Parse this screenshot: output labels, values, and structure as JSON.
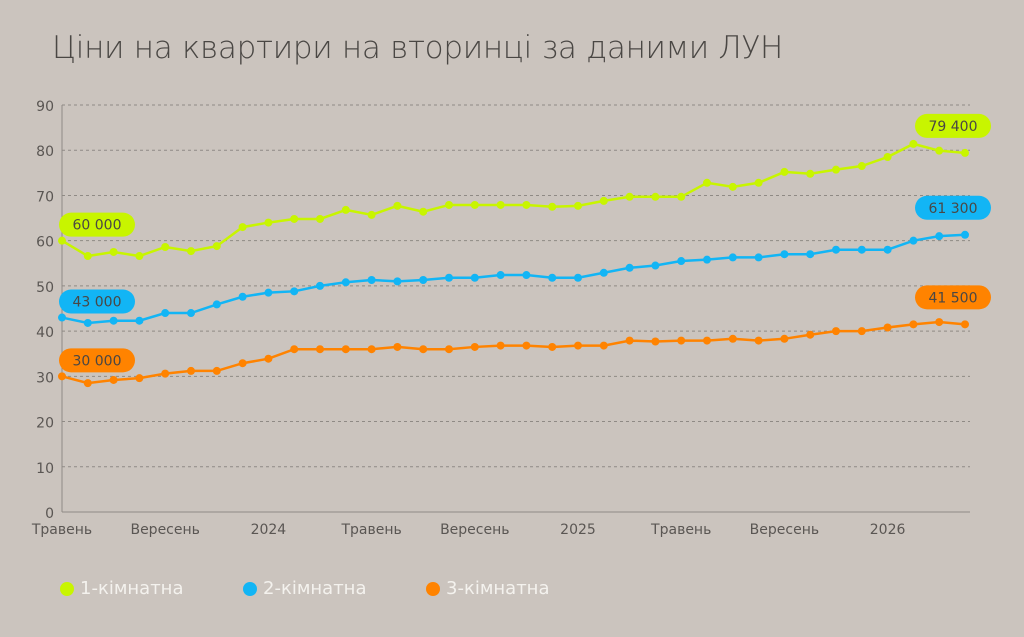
{
  "chart_data": {
    "type": "line",
    "title": "Ціни на квартири на вторинці за даними ЛУН",
    "ylim": [
      0,
      90
    ],
    "yticks": [
      0,
      10,
      20,
      30,
      40,
      50,
      60,
      70,
      80,
      90
    ],
    "grid": true,
    "legend_placement": "bottom-left",
    "xtick_labels": [
      "Травень",
      "Вересень",
      "2024",
      "Травень",
      "Вересень",
      "2025",
      "Травень",
      "Вересень",
      "2026"
    ],
    "xtick_months": [
      0,
      4,
      8,
      12,
      16,
      20,
      24,
      28,
      32
    ],
    "series": [
      {
        "name": "1-кімнатна",
        "color": "#c8f500",
        "end_labels": [
          "60 000",
          "79 400"
        ],
        "values": [
          60,
          56.6,
          57.5,
          56.6,
          58.6,
          57.7,
          58.8,
          63,
          64,
          64.8,
          64.8,
          66.8,
          65.7,
          67.7,
          66.4,
          67.9,
          67.9,
          67.9,
          67.9,
          67.5,
          67.7,
          68.8,
          69.7,
          69.7,
          69.7,
          72.8,
          71.9,
          72.8,
          75.2,
          74.8,
          75.7,
          76.5,
          78.5,
          81.4,
          79.9,
          79.4
        ]
      },
      {
        "name": "2-кімнатна",
        "color": "#12b5f5",
        "end_labels": [
          "43 000",
          "61 300"
        ],
        "values": [
          43,
          41.8,
          42.3,
          42.3,
          44,
          44,
          45.9,
          47.6,
          48.5,
          48.8,
          50,
          50.8,
          51.3,
          51,
          51.3,
          51.8,
          51.8,
          52.4,
          52.4,
          51.8,
          51.8,
          52.9,
          54,
          54.5,
          55.5,
          55.8,
          56.3,
          56.3,
          57,
          57,
          58,
          58,
          58,
          60,
          61,
          61.3
        ]
      },
      {
        "name": "3-кімнатна",
        "color": "#ff8300",
        "end_labels": [
          "30 000",
          "41 500"
        ],
        "values": [
          30,
          28.5,
          29.2,
          29.6,
          30.6,
          31.2,
          31.2,
          32.9,
          33.9,
          36,
          36,
          36,
          36,
          36.5,
          36,
          36,
          36.5,
          36.8,
          36.8,
          36.5,
          36.8,
          36.8,
          37.9,
          37.7,
          37.9,
          37.9,
          38.3,
          37.9,
          38.3,
          39.2,
          40,
          40,
          40.8,
          41.5,
          42,
          41.5
        ]
      }
    ]
  }
}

_What is expected_
Pull out all lines of the data with the string "name".

_Expected output_
        "name": "1-кімнатна",
        "name": "2-кімнатна",
        "name": "3-кімнатна",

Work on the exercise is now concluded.